◆ **REQUIRED TASK**
Your copy of the material below should match it exactly, except that it holds no pictures.
--- Begin TASK MATERIAL ---
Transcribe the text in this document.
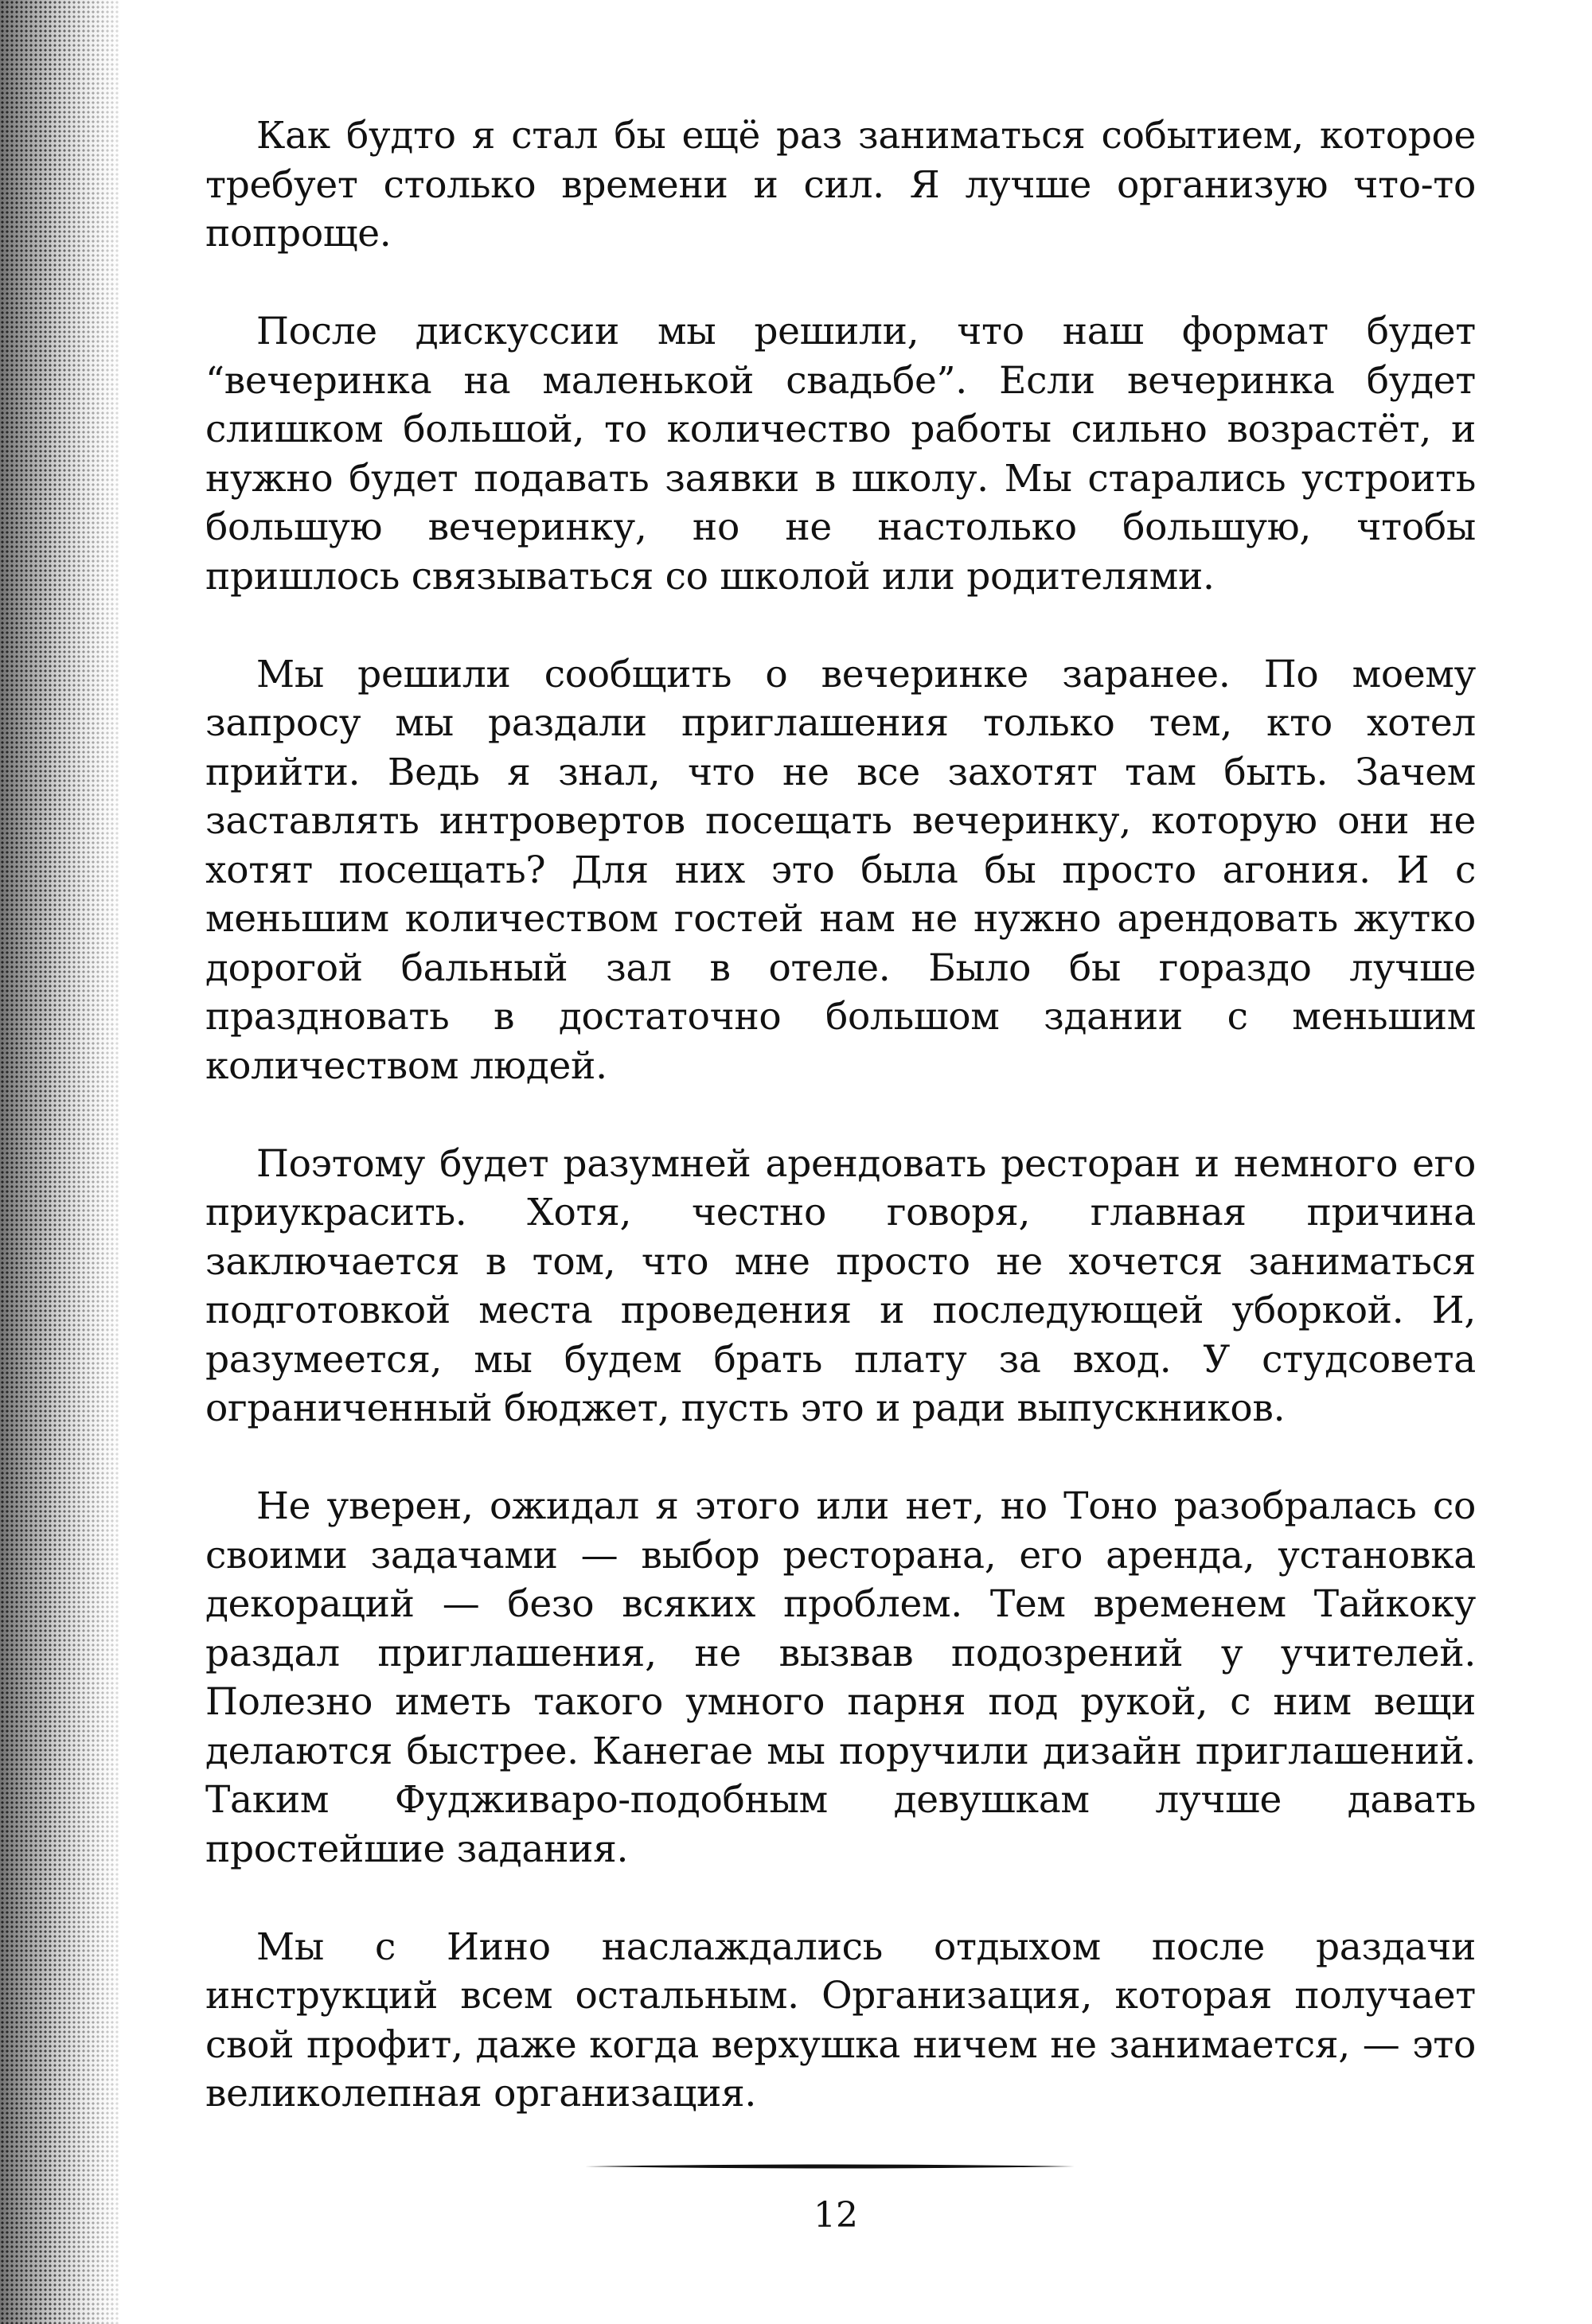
Как будто я стал бы ещё раз заниматься событием, которое требует столько времени и сил. Я лучше организую что-то попроще.

После дискуссии мы решили, что наш формат будет “вечеринка на маленькой свадьбе”. Если вечеринка будет слишком большой, то количество работы сильно возрастёт, и нужно будет подавать заявки в школу. Мы старались устроить большую вечеринку, но не настолько большую, чтобы пришлось связываться со школой или родителями.

Мы решили сообщить о вечеринке заранее. По моему запросу мы раздали приглашения только тем, кто хотел прийти. Ведь я знал, что не все захотят там быть. Зачем заставлять интровертов посещать вечеринку, которую они не хотят посещать? Для них это была бы просто агония. И с меньшим количеством гостей нам не нужно арендовать жутко дорогой бальный зал в отеле. Было бы гораздо лучше праздновать в достаточно большом здании с меньшим количеством людей.

Поэтому будет разумней арендовать ресторан и немного его приукрасить. Хотя, честно говоря, главная причина заключается в том, что мне просто не хочется заниматься подготовкой места проведения и последующей уборкой. И, разумеется, мы будем брать плату за вход. У студсовета ограниченный бюджет, пусть это и ради выпускников.

Не уверен, ожидал я этого или нет, но Тоно разобралась со своими задачами — выбор ресторана, его аренда, установка декораций — безо всяких проблем. Тем временем Тайкоку раздал приглашения, не вызвав подозрений у учителей. Полезно иметь такого умного парня под рукой, с ним вещи делаются быстрее. Канегае мы поручили дизайн приглашений. Таким Фудживаро-подобным девушкам лучше давать простейшие задания.

Мы с Иино наслаждались отдыхом после раздачи инструкций всем остальным. Организация, которая получает свой профит, даже когда верхушка ничем не занимается, — это великолепная организация.

12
--- End TASK MATERIAL ---
◆ **ANSWER TO THIS EXERCISE**
Transcribe the text in this document.
Как будто я стал бы ещё раз заниматься событием, которое требует столько времени и сил. Я лучше организую что-то попроще.

После дискуссии мы решили, что наш формат будет “вечеринка на маленькой свадьбе”. Если вечеринка будет слишком большой, то количество работы сильно возрастёт, и нужно будет подавать заявки в школу. Мы старались устроить большую вечеринку, но не настолько большую, чтобы пришлось связываться со школой или родителями.

Мы решили сообщить о вечеринке заранее. По моему запросу мы раздали приглашения только тем, кто хотел прийти. Ведь я знал, что не все захотят там быть. Зачем заставлять интровертов посещать вечеринку, которую они не хотят посещать? Для них это была бы просто агония. И с меньшим количеством гостей нам не нужно арендовать жутко дорогой бальный зал в отеле. Было бы гораздо лучше праздновать в достаточно большом здании с меньшим количеством людей.

Поэтому будет разумней арендовать ресторан и немного его приукрасить. Хотя, честно говоря, главная причина заключается в том, что мне просто не хочется заниматься подготовкой места проведения и последующей уборкой. И, разумеется, мы будем брать плату за вход. У студсовета ограниченный бюджет, пусть это и ради выпускников.

Не уверен, ожидал я этого или нет, но Тоно разобралась со своими задачами — выбор ресторана, его аренда, установка декораций — безо всяких проблем. Тем временем Тайкоку раздал приглашения, не вызвав подозрений у учителей. Полезно иметь такого умного парня под рукой, с ним вещи делаются быстрее. Канегае мы поручили дизайн приглашений. Таким Фудживаро-подобным девушкам лучше давать простейшие задания.

Мы с Иино наслаждались отдыхом после раздачи инструкций всем остальным. Организация, которая получает свой профит, даже когда верхушка ничем не занимается, — это великолепная организация.

12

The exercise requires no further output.